[Data records]
★ ★ ★

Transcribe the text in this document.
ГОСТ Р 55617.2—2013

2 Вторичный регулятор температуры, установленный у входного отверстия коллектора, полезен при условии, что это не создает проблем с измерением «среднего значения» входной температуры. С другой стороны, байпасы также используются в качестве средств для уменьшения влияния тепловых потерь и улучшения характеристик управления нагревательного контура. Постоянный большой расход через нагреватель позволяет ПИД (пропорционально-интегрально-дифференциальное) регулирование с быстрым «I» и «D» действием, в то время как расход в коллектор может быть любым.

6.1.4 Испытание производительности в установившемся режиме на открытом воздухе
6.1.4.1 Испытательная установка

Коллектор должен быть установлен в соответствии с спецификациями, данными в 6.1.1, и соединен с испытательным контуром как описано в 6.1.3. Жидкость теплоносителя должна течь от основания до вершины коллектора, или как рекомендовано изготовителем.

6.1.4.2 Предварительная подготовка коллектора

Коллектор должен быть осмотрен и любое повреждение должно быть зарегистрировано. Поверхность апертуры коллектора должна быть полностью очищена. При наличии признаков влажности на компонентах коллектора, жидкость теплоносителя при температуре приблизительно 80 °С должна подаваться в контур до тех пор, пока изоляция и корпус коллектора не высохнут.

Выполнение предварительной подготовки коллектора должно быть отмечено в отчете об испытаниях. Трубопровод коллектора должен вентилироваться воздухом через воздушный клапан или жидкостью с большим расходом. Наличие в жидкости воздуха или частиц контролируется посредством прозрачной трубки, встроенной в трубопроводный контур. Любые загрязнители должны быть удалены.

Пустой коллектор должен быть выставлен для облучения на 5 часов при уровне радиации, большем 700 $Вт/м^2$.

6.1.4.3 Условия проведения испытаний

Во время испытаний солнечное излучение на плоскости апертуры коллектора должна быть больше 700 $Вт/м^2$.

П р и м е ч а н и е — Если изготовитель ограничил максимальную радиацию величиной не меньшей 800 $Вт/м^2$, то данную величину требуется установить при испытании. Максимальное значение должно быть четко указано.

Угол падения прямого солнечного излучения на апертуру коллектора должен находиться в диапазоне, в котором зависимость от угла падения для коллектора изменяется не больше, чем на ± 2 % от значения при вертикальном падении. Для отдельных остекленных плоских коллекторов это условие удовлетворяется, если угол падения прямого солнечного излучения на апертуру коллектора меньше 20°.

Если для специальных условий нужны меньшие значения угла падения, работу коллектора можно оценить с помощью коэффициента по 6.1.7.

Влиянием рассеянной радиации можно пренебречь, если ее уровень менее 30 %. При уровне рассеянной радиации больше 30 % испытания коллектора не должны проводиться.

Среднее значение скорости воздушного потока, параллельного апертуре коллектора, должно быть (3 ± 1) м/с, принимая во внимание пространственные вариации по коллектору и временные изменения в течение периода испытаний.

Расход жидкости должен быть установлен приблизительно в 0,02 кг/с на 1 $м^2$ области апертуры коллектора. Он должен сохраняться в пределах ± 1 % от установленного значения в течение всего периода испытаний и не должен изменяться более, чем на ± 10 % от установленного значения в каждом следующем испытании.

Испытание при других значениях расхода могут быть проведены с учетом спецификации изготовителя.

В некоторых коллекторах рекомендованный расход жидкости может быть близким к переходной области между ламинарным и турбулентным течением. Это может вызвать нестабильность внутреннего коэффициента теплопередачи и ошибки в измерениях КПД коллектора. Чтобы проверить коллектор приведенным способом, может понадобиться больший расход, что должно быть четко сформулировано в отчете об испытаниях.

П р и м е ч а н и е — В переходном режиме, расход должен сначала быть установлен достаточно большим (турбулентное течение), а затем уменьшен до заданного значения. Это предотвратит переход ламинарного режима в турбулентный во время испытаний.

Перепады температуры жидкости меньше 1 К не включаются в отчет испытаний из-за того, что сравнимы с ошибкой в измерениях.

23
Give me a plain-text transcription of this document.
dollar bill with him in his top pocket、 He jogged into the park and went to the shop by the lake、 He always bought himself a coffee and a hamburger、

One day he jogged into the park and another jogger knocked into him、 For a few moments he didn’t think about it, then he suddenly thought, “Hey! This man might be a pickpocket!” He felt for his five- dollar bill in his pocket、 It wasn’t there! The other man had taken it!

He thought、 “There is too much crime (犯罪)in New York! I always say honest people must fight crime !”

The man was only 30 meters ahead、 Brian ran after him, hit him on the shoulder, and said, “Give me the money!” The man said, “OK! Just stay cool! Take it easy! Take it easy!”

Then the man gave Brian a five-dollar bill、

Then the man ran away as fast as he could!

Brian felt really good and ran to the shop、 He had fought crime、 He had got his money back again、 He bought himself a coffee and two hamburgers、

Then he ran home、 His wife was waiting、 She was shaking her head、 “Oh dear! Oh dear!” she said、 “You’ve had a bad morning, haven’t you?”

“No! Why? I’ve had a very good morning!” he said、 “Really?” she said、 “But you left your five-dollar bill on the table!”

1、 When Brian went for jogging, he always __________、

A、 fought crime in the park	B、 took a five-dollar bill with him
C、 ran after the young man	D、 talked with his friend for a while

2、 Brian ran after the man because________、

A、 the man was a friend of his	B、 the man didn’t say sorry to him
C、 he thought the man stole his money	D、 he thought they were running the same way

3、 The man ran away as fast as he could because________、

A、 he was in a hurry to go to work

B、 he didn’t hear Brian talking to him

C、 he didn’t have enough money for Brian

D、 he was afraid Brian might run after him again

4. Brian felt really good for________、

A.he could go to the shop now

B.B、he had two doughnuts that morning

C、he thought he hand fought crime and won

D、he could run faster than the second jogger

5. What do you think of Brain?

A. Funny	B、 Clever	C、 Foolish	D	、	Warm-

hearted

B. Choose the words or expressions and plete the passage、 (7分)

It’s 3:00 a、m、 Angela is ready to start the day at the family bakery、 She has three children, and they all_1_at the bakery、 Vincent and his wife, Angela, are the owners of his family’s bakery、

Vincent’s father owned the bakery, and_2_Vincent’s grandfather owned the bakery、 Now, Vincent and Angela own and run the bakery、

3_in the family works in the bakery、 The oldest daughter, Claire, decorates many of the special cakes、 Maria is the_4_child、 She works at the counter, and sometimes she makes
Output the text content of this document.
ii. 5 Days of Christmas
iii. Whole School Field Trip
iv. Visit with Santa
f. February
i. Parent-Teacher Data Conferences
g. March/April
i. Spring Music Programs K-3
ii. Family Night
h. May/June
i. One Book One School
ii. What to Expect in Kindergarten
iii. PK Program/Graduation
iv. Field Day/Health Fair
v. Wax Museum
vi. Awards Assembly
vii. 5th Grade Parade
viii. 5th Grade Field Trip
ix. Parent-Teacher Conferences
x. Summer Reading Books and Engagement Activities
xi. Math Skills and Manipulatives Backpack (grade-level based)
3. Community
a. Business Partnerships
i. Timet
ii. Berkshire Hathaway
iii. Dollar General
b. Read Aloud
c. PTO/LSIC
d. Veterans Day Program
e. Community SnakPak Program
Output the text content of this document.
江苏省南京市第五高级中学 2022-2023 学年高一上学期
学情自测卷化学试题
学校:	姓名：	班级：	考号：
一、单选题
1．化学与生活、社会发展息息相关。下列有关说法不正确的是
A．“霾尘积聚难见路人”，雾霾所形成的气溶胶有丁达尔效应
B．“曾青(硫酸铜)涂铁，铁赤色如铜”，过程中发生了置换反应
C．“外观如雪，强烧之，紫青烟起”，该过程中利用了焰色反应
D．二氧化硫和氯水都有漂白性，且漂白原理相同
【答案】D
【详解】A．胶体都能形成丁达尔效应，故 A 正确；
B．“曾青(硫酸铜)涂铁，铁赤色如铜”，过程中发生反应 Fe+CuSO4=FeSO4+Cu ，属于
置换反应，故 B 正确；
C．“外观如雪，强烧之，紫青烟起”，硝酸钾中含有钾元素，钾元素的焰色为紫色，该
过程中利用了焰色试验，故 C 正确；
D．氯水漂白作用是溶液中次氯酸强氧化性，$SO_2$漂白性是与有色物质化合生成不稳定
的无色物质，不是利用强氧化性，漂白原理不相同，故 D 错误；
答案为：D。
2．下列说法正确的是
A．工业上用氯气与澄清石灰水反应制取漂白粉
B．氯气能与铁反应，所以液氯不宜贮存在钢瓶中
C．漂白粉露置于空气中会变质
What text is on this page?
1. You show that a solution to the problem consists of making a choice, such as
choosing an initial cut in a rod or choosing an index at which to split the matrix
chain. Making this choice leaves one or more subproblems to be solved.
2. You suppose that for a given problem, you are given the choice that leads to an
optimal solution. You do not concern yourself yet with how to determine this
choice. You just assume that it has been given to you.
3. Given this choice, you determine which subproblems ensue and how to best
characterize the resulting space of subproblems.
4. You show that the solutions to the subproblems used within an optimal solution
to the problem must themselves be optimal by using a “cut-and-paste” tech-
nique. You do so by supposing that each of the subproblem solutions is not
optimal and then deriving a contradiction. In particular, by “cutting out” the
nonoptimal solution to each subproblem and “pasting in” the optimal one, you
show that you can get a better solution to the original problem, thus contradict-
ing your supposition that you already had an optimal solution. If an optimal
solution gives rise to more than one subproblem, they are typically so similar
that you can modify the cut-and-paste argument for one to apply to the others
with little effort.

★ ★ ★

• **What the exercise asks**: Look through the entries above for the word "должны". Copy every line where it shows up.

• **Written response**:
Выполнение предварительной подготовки коллектора должно быть отмечено в отчете об испытаниях. Трубопровод коллектора должен вентилироваться воздухом через воздушный клапан или жидкостью с большим расходом. Наличие в жидкости воздуха или частиц контролируется посредством прозрачной трубки, встроенной в трубопроводный контур. Любые загрязнители должны быть удалены.
Влиянием рассеянной радиации можно пренебречь, если ее уровень менее 30 %. При уровне рассеянной радиации больше 30 % испытания коллектора не должны проводиться.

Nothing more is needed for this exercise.